__WHAT YOU HAVE TO DO__. Collect the lines of the entries where "this" shows up.

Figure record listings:
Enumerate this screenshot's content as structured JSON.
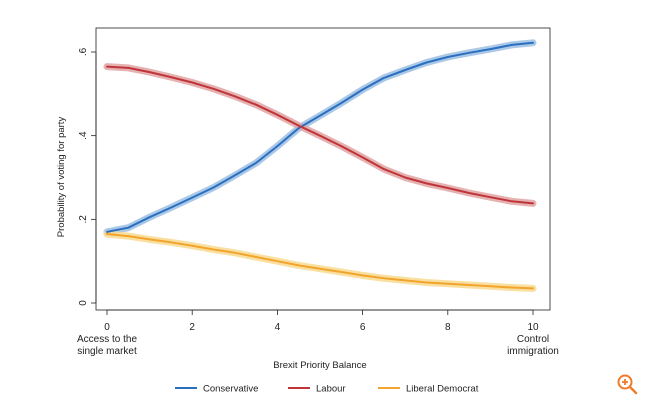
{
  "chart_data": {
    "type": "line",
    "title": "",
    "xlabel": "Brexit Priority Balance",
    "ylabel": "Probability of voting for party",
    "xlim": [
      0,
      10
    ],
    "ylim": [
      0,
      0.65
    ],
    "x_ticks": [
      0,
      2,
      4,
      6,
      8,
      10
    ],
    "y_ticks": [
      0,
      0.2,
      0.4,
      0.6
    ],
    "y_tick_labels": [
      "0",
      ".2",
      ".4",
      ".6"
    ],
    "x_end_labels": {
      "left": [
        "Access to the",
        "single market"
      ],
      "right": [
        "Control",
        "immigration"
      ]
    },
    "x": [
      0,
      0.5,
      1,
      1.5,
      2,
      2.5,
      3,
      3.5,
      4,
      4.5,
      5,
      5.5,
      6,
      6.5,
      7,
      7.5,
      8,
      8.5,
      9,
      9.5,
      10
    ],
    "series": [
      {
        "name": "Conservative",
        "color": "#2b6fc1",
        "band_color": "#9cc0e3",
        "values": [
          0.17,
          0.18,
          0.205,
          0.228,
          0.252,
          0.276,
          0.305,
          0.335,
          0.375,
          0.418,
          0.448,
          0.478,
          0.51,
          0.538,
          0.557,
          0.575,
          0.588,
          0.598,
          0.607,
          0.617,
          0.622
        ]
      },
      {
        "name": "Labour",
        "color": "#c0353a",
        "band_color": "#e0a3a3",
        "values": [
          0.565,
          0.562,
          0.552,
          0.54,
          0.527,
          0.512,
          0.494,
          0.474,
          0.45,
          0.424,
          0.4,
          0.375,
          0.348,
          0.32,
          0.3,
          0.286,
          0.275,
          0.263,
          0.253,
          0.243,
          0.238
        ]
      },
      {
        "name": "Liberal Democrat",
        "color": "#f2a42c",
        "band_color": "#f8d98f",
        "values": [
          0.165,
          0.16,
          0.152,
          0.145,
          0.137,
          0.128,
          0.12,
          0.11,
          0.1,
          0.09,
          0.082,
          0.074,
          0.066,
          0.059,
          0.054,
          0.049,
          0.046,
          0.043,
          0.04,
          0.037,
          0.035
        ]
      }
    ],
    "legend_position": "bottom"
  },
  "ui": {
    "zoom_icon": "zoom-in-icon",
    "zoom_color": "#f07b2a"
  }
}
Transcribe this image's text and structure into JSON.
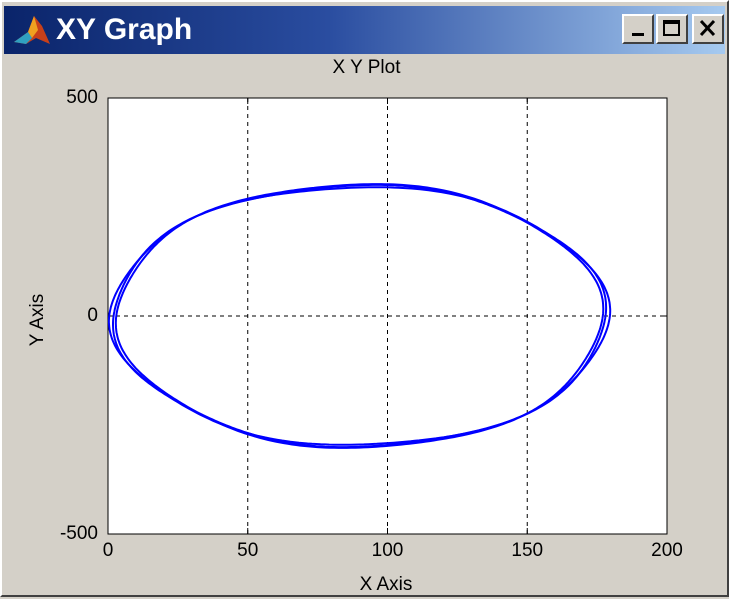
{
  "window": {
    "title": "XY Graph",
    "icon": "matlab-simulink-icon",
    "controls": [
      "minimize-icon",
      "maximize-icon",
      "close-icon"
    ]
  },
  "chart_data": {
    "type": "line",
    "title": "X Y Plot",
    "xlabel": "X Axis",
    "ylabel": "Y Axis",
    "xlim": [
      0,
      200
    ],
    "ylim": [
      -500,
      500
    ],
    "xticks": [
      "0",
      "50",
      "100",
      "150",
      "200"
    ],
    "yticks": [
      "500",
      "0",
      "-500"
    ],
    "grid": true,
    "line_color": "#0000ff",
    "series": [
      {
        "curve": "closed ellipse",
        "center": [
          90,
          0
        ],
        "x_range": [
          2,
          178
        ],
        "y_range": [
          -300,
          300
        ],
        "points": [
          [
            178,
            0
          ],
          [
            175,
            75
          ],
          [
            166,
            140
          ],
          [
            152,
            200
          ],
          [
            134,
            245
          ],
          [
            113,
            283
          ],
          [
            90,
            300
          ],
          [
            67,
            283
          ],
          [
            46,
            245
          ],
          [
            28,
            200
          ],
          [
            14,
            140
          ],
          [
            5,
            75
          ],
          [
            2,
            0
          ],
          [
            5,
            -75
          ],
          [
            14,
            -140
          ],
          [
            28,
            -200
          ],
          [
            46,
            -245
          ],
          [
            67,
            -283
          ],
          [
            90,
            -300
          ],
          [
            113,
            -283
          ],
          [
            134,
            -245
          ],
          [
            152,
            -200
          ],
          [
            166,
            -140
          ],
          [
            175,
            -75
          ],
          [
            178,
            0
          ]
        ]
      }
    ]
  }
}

...

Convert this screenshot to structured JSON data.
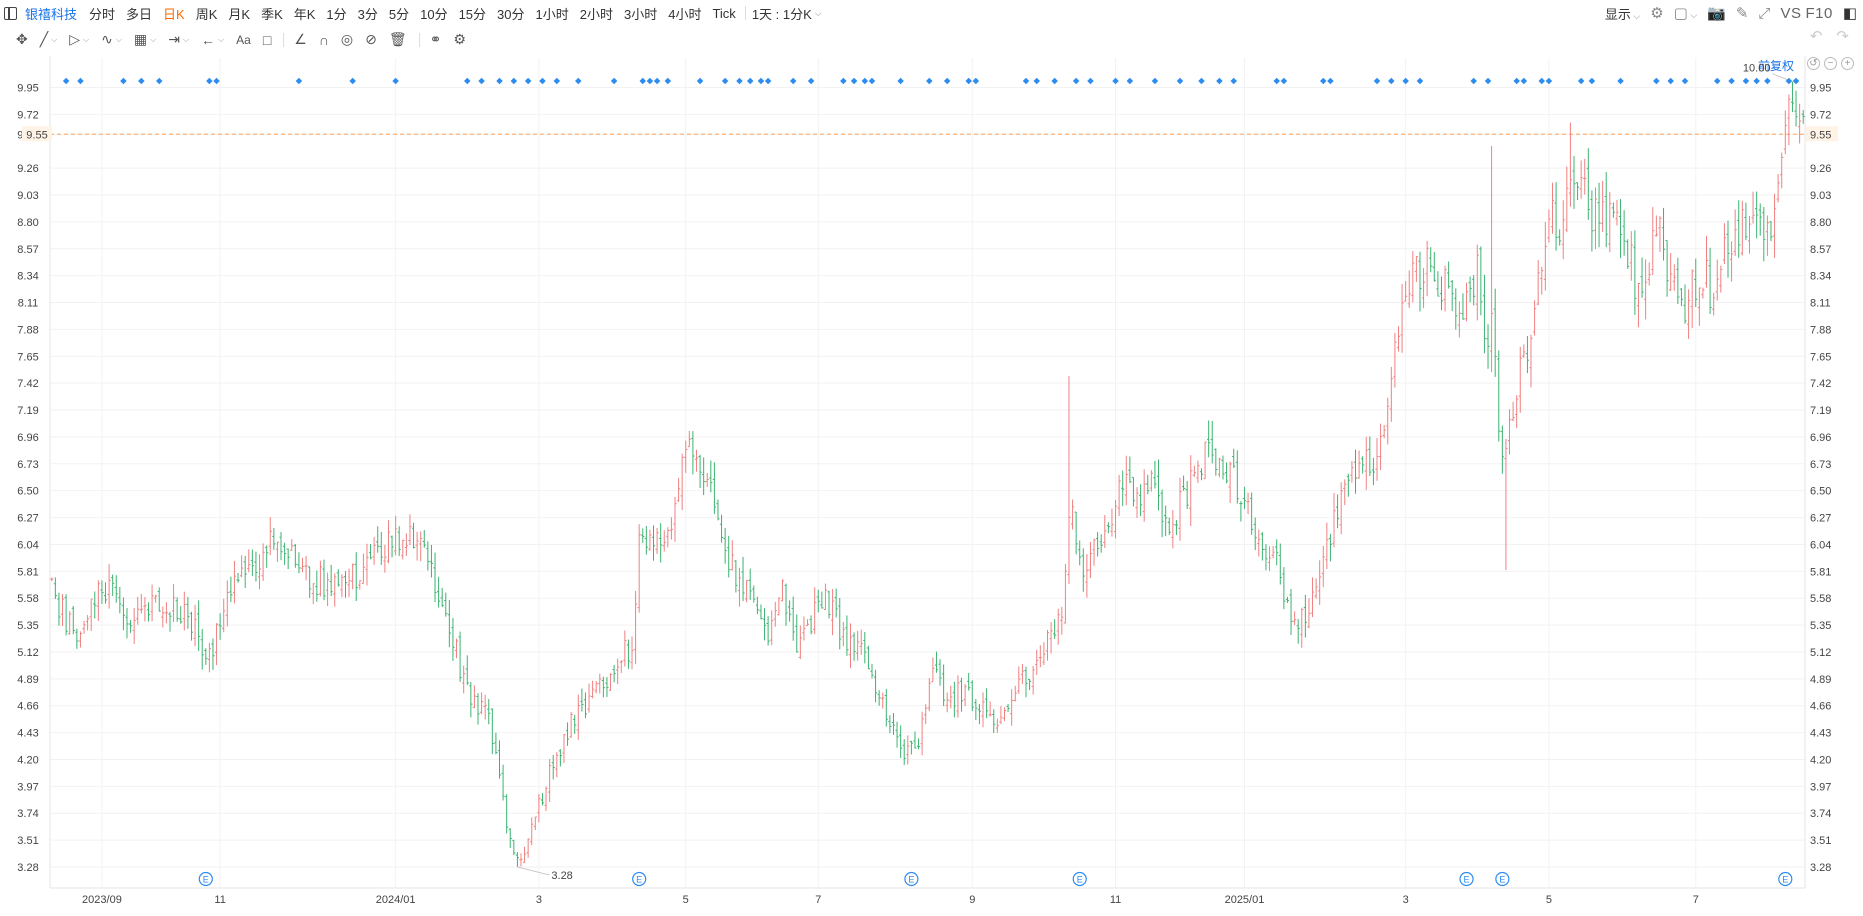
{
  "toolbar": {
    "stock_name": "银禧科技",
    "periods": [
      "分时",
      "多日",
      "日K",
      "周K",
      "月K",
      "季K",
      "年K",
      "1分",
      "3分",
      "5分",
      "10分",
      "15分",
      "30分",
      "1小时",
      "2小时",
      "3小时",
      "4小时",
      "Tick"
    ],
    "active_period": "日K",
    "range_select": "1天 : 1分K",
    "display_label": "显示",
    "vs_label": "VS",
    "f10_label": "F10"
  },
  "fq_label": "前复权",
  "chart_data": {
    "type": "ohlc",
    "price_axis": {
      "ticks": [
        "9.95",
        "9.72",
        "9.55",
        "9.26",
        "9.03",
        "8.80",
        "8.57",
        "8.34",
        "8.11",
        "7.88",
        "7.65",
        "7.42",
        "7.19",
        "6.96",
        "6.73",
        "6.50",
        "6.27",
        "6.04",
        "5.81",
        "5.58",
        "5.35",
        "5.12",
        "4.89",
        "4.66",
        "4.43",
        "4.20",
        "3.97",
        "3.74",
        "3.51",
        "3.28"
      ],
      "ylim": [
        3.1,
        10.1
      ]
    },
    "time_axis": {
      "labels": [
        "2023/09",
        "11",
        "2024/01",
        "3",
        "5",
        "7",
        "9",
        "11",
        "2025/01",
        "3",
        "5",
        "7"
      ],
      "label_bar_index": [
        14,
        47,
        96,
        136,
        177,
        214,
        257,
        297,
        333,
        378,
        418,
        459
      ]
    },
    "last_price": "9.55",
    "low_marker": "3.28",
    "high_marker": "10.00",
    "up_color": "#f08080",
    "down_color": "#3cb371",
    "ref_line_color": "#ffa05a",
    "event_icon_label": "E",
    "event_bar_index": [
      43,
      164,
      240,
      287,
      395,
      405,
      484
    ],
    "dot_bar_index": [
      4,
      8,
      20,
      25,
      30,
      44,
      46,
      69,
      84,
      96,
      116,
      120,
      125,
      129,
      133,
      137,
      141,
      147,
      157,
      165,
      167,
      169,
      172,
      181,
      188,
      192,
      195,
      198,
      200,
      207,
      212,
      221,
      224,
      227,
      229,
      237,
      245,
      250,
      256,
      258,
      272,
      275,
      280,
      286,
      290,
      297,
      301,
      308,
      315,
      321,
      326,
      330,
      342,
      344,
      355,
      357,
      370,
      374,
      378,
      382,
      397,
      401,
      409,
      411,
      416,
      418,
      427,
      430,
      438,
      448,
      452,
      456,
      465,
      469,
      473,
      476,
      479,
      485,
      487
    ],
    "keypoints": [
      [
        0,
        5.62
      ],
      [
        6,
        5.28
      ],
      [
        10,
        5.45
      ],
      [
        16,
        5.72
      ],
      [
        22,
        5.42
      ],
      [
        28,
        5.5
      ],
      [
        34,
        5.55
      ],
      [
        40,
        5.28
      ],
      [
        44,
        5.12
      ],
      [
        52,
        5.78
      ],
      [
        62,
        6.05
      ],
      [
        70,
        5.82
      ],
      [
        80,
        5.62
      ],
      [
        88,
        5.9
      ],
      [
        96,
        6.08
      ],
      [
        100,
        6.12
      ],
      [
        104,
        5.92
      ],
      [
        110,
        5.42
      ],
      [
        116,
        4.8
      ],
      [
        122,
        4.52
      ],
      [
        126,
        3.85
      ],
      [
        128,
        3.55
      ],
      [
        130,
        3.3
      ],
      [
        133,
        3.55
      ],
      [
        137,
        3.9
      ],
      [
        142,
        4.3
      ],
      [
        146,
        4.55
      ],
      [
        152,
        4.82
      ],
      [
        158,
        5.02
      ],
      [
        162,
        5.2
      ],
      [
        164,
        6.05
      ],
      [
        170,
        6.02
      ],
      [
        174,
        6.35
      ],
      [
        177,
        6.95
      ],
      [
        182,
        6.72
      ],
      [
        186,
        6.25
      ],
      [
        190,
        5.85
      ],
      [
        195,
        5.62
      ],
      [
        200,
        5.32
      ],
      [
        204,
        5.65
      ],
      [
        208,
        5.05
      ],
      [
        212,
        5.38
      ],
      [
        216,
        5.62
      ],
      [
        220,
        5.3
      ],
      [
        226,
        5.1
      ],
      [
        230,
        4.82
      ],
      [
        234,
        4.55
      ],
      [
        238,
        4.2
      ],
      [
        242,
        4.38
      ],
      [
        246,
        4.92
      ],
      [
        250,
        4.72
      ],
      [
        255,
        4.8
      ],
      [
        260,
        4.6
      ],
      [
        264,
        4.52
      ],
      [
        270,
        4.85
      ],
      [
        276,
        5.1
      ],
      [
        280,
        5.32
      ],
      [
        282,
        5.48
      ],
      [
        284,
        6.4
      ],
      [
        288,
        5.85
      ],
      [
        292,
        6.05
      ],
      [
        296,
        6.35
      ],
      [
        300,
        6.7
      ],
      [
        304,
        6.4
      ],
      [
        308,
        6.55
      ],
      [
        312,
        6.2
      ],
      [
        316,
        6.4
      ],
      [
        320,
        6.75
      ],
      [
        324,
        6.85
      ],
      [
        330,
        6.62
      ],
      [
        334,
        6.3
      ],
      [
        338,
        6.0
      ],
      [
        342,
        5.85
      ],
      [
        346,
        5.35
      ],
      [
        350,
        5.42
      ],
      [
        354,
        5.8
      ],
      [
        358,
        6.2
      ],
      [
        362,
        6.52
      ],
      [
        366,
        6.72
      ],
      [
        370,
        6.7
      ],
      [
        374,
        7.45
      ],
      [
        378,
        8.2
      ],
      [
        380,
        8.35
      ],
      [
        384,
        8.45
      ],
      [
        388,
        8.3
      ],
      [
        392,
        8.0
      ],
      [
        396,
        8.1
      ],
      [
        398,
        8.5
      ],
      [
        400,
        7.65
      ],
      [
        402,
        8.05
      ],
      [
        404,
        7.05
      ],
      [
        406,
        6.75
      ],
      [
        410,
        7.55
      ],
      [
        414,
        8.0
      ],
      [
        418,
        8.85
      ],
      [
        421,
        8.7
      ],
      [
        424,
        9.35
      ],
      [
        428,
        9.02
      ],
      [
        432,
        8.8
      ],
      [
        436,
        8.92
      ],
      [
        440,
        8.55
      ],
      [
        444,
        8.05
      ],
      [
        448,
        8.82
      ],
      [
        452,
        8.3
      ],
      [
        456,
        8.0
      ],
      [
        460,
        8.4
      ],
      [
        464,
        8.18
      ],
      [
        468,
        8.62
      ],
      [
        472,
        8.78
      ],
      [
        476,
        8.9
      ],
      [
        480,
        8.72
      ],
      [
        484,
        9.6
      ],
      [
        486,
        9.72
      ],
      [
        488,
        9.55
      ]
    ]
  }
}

__CORRECT OUTPUT__.
Enumerate this screenshot's content as structured JSON.
Transcribe this image's text and structure into JSON.
Convert this screenshot to structured JSON data.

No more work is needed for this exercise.